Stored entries
(begin)
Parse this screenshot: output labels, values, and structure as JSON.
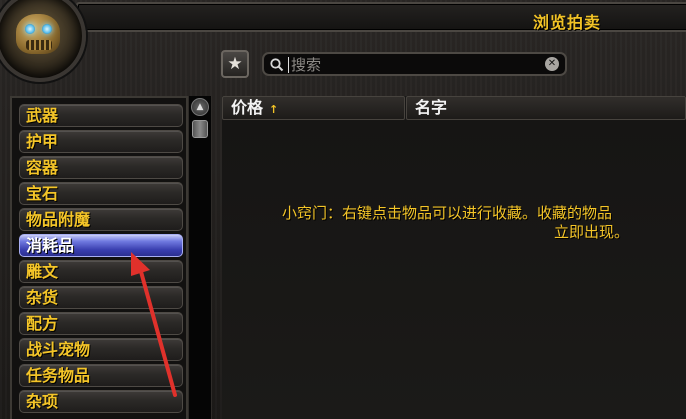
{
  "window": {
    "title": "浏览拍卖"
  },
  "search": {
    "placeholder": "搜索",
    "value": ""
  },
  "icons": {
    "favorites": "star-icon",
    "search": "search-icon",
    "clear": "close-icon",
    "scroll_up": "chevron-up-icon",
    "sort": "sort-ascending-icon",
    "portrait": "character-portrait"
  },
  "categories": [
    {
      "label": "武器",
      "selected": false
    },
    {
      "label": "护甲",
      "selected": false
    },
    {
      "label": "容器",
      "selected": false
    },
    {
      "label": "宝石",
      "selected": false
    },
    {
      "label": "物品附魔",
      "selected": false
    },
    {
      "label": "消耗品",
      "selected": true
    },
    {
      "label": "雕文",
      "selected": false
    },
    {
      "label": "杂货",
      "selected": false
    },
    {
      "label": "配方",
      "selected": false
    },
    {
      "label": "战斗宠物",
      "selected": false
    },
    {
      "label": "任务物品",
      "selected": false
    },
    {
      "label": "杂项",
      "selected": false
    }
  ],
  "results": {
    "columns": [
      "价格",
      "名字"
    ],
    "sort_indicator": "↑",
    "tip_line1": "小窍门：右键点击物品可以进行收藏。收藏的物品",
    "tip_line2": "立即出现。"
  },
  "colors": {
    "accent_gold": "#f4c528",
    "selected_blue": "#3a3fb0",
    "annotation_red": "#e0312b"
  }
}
(end)
(begin)
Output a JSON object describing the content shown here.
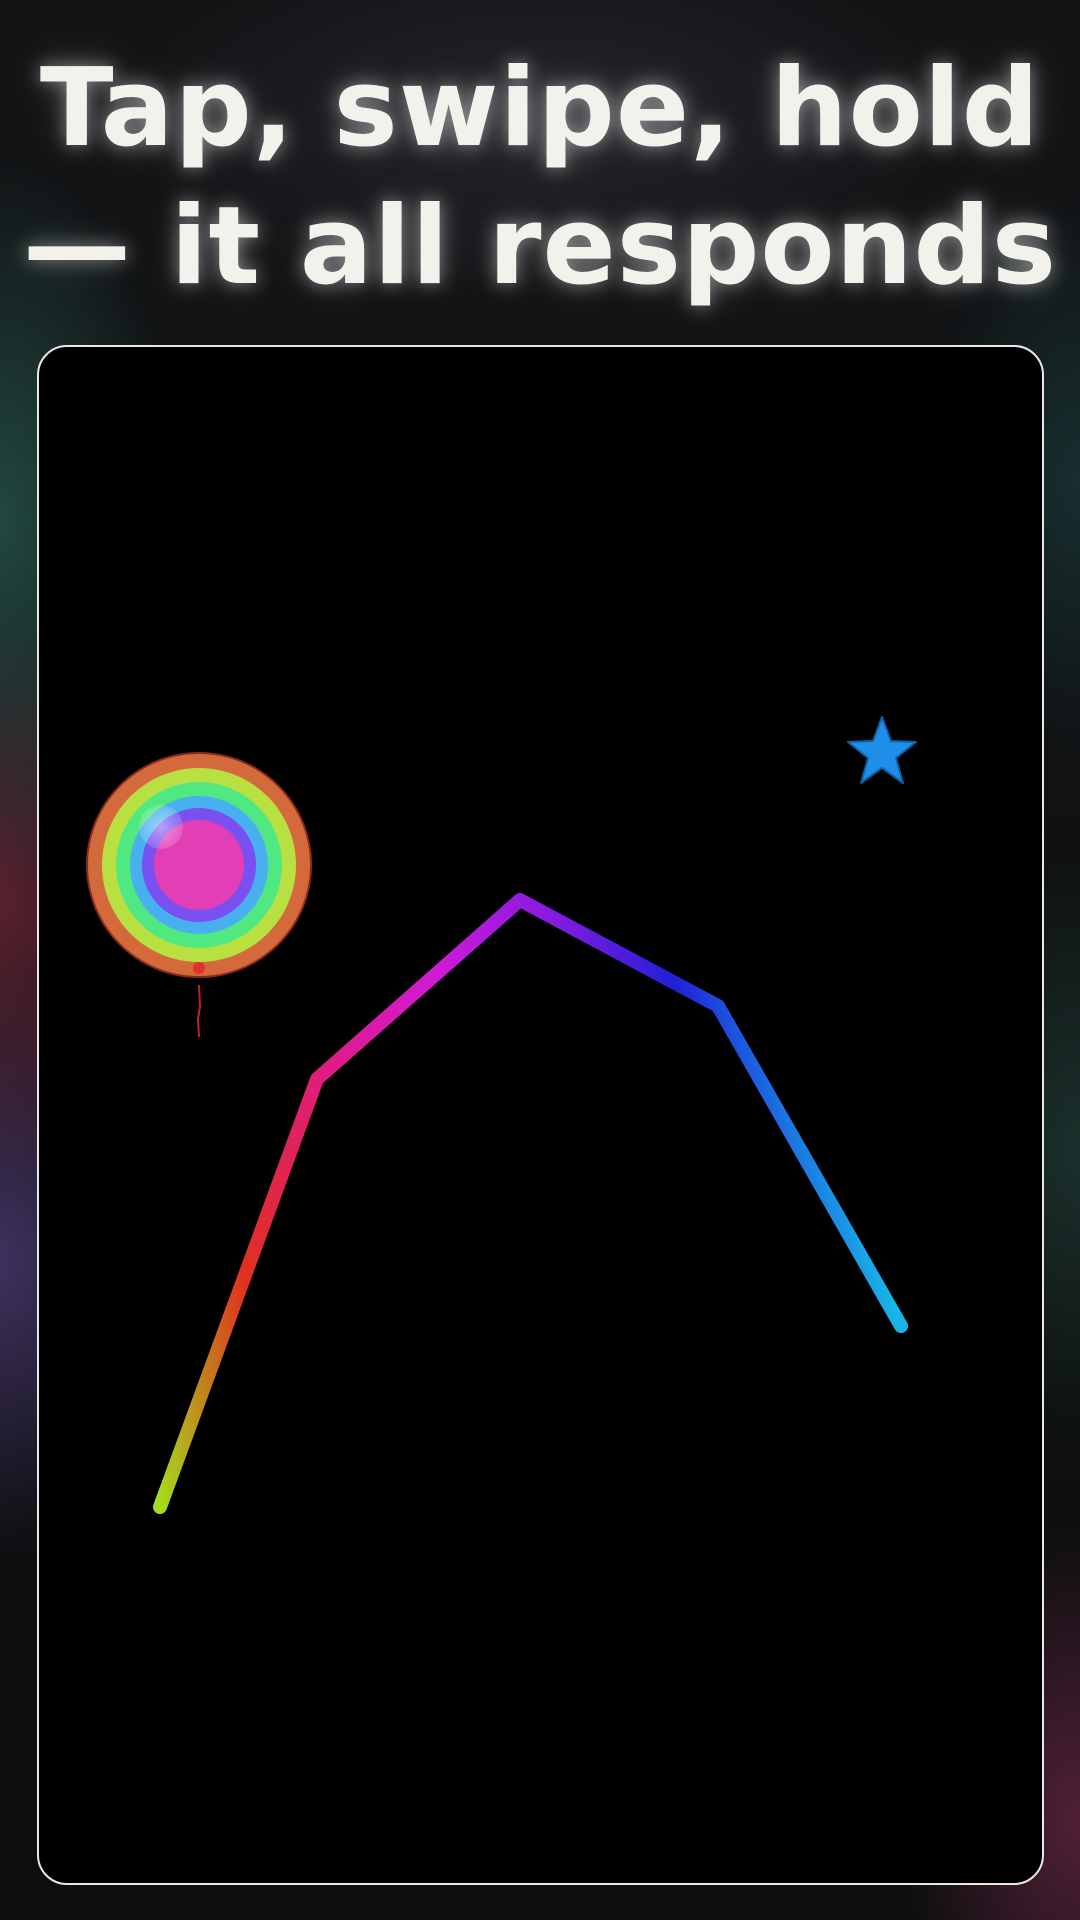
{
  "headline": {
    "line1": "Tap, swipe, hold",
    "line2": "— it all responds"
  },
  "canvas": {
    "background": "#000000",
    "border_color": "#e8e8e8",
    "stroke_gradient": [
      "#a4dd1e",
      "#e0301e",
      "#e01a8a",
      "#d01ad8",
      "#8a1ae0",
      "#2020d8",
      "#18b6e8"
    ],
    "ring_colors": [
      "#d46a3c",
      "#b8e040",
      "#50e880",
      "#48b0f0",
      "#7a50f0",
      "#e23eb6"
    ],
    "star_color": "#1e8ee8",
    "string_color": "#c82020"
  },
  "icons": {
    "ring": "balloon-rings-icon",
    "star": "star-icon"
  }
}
(end)
● Your instructions:
Identify each line containing the string "JSON" and copy it out.

● Response to this task:
Parse this screenshot: output labels, values, and structure as JSON.
Output a JSON object describing the content shown here.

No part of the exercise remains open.